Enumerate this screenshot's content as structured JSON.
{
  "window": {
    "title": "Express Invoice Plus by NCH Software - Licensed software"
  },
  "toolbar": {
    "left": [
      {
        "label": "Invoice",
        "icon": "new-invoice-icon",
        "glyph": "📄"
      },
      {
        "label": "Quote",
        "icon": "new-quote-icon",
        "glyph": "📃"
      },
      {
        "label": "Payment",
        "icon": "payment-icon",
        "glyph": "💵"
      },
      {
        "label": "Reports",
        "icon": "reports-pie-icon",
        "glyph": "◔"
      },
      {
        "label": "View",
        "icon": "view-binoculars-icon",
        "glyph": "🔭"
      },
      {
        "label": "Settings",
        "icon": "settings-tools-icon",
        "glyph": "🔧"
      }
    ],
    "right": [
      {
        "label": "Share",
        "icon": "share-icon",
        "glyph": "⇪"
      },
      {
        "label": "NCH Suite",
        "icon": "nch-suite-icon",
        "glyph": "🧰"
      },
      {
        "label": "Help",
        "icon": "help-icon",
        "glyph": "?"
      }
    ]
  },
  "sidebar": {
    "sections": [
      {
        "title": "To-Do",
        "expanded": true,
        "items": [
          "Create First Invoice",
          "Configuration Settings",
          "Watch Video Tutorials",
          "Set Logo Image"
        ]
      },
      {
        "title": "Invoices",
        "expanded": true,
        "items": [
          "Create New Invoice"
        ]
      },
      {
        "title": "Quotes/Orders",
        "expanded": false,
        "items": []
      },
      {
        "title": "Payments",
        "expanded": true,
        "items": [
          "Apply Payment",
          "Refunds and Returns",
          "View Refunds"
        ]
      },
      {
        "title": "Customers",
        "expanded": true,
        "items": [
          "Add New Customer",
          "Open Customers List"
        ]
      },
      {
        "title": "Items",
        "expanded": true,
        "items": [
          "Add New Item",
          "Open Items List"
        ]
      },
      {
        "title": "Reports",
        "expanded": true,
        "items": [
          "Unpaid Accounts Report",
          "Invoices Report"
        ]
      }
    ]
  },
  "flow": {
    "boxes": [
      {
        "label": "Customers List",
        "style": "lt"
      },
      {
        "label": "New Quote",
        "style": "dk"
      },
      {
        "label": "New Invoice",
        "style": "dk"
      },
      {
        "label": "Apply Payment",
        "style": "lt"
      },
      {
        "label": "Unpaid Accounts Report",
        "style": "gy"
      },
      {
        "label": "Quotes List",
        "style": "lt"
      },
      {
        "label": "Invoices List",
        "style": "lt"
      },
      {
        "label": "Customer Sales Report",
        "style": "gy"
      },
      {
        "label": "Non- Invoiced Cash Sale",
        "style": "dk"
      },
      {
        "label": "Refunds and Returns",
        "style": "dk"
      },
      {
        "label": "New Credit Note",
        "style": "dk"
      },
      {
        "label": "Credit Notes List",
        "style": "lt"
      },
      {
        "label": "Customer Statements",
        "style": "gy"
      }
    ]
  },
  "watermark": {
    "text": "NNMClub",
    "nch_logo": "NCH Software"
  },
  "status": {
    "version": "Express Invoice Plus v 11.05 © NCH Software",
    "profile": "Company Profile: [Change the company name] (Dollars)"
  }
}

GOAL OF THE EXERCISE » Give the entries once more, exactly as they appear.

FULL ANSWER »
Enumerate this screenshot's content as structured JSON.
{
  "window": {
    "title": "Express Invoice Plus by NCH Software - Licensed software"
  },
  "toolbar": {
    "left": [
      {
        "label": "Invoice",
        "icon": "new-invoice-icon",
        "glyph": "📄"
      },
      {
        "label": "Quote",
        "icon": "new-quote-icon",
        "glyph": "📃"
      },
      {
        "label": "Payment",
        "icon": "payment-icon",
        "glyph": "💵"
      },
      {
        "label": "Reports",
        "icon": "reports-pie-icon",
        "glyph": "◔"
      },
      {
        "label": "View",
        "icon": "view-binoculars-icon",
        "glyph": "🔭"
      },
      {
        "label": "Settings",
        "icon": "settings-tools-icon",
        "glyph": "🔧"
      }
    ],
    "right": [
      {
        "label": "Share",
        "icon": "share-icon",
        "glyph": "⇪"
      },
      {
        "label": "NCH Suite",
        "icon": "nch-suite-icon",
        "glyph": "🧰"
      },
      {
        "label": "Help",
        "icon": "help-icon",
        "glyph": "?"
      }
    ]
  },
  "sidebar": {
    "sections": [
      {
        "title": "To-Do",
        "expanded": true,
        "items": [
          "Create First Invoice",
          "Configuration Settings",
          "Watch Video Tutorials",
          "Set Logo Image"
        ]
      },
      {
        "title": "Invoices",
        "expanded": true,
        "items": [
          "Create New Invoice"
        ]
      },
      {
        "title": "Quotes/Orders",
        "expanded": false,
        "items": []
      },
      {
        "title": "Payments",
        "expanded": true,
        "items": [
          "Apply Payment",
          "Refunds and Returns",
          "View Refunds"
        ]
      },
      {
        "title": "Customers",
        "expanded": true,
        "items": [
          "Add New Customer",
          "Open Customers List"
        ]
      },
      {
        "title": "Items",
        "expanded": true,
        "items": [
          "Add New Item",
          "Open Items List"
        ]
      },
      {
        "title": "Reports",
        "expanded": true,
        "items": [
          "Unpaid Accounts Report",
          "Invoices Report"
        ]
      }
    ]
  },
  "flow": {
    "boxes": [
      {
        "label": "Customers List",
        "style": "lt"
      },
      {
        "label": "New Quote",
        "style": "dk"
      },
      {
        "label": "New Invoice",
        "style": "dk"
      },
      {
        "label": "Apply Payment",
        "style": "lt"
      },
      {
        "label": "Unpaid Accounts Report",
        "style": "gy"
      },
      {
        "label": "Quotes List",
        "style": "lt"
      },
      {
        "label": "Invoices List",
        "style": "lt"
      },
      {
        "label": "Customer Sales Report",
        "style": "gy"
      },
      {
        "label": "Non- Invoiced Cash Sale",
        "style": "dk"
      },
      {
        "label": "Refunds and Returns",
        "style": "dk"
      },
      {
        "label": "New Credit Note",
        "style": "dk"
      },
      {
        "label": "Credit Notes List",
        "style": "lt"
      },
      {
        "label": "Customer Statements",
        "style": "gy"
      }
    ]
  },
  "watermark": {
    "text": "NNMClub",
    "nch_logo": "NCH Software"
  },
  "status": {
    "version": "Express Invoice Plus v 11.05 © NCH Software",
    "profile": "Company Profile: [Change the company name] (Dollars)"
  }
}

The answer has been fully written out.